(Stored records)
☆ ☆ ☆ ☆
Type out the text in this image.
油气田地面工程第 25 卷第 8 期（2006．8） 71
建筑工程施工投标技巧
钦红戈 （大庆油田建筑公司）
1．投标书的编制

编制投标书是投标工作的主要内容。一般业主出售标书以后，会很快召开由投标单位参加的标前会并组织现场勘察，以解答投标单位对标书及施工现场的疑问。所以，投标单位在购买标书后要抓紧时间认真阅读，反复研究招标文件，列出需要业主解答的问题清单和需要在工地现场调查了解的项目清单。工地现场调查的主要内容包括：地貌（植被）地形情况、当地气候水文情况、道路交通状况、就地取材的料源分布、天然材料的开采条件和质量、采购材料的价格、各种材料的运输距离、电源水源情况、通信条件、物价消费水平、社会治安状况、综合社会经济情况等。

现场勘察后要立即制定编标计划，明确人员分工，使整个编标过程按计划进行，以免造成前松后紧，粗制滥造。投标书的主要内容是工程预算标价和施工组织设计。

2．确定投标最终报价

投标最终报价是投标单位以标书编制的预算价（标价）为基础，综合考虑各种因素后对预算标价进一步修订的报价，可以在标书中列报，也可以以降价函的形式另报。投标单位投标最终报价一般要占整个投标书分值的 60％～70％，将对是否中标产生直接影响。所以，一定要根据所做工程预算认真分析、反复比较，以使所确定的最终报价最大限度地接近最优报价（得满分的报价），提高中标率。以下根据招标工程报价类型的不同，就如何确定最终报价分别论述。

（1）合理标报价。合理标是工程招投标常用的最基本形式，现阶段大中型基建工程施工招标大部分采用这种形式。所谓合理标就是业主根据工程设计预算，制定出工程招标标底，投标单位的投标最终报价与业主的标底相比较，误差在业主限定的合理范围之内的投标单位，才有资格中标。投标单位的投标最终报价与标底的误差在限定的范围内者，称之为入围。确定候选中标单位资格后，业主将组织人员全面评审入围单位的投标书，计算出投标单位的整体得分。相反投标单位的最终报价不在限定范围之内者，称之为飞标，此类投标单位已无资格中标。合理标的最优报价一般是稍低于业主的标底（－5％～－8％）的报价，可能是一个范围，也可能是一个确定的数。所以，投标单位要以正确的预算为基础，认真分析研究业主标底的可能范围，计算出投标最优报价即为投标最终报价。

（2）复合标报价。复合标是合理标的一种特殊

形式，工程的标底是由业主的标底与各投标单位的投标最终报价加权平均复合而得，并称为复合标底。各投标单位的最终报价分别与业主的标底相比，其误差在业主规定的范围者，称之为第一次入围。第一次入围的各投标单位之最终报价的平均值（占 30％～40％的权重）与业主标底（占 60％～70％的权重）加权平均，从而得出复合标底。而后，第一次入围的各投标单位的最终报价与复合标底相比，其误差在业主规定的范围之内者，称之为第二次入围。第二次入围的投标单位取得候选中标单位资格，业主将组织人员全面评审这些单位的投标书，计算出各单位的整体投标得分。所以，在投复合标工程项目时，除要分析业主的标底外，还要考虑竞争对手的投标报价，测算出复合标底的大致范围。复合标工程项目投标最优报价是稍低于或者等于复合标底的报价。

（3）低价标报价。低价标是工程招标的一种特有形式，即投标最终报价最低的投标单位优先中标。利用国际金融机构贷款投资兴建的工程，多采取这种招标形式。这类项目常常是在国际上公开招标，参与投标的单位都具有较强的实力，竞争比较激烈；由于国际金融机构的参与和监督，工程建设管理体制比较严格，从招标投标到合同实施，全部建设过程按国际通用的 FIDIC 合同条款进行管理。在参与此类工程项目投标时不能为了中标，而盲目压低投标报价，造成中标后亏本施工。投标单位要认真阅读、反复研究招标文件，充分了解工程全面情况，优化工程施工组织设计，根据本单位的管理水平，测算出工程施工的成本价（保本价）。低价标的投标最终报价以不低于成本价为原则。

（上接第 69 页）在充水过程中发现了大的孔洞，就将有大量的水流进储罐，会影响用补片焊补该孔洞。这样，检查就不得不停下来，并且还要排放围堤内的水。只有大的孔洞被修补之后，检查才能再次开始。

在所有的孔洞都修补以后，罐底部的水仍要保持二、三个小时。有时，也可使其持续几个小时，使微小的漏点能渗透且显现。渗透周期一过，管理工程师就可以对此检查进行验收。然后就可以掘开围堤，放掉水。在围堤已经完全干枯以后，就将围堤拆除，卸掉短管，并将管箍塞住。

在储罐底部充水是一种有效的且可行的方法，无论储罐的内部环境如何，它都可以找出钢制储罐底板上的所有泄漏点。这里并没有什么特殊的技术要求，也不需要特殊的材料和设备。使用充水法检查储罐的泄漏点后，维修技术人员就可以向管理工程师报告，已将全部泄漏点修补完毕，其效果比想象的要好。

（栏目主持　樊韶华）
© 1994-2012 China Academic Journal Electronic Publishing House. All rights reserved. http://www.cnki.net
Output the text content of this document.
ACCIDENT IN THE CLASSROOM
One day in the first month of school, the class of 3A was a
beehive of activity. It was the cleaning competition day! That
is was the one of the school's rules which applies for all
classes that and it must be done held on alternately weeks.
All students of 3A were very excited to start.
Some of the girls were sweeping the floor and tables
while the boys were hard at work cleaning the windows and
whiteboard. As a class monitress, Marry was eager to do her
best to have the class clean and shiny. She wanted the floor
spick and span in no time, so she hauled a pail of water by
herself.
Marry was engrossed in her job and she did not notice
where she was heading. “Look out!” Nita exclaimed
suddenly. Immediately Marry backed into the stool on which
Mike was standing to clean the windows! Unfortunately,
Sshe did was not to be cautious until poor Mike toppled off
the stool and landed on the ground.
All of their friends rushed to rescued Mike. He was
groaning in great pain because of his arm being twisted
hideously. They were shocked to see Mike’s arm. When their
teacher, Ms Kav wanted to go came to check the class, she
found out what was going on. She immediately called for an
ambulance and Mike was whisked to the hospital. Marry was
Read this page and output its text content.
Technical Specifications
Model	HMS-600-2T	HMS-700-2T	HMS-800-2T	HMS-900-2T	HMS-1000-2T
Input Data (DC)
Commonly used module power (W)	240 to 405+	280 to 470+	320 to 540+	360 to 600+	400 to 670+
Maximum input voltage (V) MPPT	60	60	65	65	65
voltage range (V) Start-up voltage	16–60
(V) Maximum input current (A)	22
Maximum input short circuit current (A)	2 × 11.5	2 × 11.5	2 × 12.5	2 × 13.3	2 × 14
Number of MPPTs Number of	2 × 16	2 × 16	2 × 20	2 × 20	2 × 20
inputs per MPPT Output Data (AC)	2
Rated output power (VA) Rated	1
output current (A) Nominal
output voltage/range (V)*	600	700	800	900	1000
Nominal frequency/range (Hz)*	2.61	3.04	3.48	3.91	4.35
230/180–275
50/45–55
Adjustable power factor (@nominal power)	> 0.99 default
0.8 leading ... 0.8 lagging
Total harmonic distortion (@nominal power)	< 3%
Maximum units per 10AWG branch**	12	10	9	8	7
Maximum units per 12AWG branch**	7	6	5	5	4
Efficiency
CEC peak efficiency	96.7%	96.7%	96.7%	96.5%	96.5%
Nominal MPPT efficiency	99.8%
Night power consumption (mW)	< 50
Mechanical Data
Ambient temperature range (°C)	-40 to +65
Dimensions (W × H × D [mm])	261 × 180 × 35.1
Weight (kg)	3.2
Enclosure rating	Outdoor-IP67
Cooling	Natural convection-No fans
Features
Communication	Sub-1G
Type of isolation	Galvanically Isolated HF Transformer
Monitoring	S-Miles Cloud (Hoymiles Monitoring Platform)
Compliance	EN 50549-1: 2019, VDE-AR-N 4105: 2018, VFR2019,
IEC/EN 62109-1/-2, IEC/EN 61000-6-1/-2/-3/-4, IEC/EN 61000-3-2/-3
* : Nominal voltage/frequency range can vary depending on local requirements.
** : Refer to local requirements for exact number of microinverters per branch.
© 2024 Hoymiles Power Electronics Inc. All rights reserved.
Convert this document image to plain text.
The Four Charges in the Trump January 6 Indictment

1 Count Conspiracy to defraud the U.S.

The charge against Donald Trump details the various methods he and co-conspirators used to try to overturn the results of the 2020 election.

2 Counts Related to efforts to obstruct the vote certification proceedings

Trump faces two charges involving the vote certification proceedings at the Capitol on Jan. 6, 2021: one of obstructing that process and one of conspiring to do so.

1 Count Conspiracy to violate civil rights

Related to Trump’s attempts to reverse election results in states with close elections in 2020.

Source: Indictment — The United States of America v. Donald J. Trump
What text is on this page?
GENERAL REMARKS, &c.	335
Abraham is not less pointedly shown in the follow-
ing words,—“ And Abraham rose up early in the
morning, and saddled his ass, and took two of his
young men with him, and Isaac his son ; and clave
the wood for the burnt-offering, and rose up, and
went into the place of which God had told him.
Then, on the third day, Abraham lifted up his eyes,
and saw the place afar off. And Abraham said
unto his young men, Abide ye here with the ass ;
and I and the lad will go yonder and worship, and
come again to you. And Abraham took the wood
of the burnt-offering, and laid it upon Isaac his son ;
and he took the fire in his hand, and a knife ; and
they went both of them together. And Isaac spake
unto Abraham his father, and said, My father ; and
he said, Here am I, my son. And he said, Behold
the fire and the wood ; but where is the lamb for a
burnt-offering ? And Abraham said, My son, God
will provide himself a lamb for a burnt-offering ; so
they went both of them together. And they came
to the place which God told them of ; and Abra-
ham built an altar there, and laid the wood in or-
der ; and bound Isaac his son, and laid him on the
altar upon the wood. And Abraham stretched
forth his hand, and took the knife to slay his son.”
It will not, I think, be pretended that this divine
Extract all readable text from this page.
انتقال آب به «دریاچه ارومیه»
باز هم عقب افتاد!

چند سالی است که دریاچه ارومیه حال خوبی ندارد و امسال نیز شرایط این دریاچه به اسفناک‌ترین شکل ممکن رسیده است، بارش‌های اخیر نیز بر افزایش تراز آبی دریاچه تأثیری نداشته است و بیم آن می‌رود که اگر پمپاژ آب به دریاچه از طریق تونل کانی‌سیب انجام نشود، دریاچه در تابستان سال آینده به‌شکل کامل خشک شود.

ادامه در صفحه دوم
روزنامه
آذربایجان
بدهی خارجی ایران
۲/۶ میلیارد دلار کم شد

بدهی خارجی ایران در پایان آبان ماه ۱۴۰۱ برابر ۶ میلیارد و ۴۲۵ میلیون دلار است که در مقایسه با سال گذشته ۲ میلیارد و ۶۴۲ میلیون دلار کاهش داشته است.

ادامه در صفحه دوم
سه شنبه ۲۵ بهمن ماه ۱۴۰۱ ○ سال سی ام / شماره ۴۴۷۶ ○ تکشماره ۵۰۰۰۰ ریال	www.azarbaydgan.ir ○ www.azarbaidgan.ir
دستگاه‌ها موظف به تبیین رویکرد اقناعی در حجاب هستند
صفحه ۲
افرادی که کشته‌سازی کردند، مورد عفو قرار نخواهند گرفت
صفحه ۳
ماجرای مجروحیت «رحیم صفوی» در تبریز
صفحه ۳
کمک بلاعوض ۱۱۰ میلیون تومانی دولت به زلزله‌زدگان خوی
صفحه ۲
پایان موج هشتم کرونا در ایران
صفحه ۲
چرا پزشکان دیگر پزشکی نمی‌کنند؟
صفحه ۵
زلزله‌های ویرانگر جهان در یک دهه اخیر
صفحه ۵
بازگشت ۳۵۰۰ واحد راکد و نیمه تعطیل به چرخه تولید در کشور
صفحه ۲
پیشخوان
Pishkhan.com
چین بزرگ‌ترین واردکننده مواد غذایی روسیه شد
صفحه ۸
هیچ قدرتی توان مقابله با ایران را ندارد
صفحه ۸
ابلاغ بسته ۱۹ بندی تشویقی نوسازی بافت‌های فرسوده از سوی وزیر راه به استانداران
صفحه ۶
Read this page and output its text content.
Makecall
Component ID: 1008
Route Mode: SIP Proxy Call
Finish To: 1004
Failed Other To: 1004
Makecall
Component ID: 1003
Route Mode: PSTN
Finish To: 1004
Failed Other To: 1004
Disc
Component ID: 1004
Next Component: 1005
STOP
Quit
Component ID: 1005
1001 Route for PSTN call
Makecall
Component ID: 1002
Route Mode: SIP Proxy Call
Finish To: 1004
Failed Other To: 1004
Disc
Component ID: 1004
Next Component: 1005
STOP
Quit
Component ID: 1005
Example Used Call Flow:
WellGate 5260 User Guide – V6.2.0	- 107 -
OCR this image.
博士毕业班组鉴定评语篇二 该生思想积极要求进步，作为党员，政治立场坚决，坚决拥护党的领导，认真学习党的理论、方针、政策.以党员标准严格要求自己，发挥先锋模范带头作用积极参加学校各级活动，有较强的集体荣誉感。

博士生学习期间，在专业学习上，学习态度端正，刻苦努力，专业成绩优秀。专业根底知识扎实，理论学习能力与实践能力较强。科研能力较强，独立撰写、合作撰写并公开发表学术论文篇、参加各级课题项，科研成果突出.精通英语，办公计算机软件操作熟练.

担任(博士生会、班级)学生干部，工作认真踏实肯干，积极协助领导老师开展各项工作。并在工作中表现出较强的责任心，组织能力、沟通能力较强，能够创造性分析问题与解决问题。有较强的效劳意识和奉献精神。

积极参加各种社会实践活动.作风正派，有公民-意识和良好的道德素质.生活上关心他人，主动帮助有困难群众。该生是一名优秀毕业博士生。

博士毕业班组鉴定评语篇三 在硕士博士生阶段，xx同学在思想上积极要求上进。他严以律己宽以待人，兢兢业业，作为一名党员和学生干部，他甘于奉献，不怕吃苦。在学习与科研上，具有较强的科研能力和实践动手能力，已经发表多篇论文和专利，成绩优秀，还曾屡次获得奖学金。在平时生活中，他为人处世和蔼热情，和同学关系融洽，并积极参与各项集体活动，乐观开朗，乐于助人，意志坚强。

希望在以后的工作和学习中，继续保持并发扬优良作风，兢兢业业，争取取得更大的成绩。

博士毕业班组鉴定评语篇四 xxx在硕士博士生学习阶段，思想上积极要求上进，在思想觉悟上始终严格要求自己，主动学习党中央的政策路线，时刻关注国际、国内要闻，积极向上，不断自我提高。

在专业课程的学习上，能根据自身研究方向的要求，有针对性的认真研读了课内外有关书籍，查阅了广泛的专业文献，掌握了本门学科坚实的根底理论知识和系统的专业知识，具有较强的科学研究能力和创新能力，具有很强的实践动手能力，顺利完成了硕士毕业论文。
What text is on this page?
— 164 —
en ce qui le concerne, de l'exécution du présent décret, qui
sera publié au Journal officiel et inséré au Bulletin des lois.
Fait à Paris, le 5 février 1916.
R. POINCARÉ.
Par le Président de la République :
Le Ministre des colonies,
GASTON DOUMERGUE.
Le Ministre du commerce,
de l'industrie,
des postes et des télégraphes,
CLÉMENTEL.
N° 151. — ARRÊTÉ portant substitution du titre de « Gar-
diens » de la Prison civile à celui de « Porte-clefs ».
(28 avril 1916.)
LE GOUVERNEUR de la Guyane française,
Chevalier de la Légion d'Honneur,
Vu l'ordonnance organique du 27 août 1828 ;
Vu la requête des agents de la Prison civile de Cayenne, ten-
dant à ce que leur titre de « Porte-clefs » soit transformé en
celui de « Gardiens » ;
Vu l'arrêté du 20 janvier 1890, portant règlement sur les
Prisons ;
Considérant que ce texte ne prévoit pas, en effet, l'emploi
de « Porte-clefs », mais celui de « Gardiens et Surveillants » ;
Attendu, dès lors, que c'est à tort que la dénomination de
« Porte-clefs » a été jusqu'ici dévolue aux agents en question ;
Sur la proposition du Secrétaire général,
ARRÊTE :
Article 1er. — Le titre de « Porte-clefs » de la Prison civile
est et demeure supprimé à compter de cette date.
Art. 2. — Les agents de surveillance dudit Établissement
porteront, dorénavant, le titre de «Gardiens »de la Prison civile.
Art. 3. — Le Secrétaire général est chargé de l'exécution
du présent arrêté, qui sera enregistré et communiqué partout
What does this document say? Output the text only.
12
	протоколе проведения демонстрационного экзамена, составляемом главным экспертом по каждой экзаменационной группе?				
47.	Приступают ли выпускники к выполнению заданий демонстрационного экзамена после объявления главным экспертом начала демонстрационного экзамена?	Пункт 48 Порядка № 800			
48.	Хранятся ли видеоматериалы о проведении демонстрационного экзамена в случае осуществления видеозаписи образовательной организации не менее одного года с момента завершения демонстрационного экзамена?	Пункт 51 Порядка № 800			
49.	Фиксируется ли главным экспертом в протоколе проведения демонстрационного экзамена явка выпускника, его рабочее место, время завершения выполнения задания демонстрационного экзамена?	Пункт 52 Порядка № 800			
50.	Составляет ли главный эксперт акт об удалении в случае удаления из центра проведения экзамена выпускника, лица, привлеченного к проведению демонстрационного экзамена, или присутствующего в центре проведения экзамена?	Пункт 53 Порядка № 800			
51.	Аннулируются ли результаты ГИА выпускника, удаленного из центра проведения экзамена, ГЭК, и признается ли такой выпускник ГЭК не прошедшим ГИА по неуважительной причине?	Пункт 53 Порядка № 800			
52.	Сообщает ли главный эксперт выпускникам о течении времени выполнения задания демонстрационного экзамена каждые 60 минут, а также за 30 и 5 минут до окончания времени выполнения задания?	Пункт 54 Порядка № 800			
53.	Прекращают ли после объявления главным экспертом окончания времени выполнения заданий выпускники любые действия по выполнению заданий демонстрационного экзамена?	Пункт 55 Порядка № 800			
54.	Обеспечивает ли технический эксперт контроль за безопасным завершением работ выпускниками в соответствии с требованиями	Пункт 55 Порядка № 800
☆ ☆ ☆ ☆
# What is required:
All lines holding the word "place" should be picked out and copied.

# Expected output:
went into the place of which God had told him.
and saw the place afar off. And Abraham said
to the place which God told them of ; and Abra-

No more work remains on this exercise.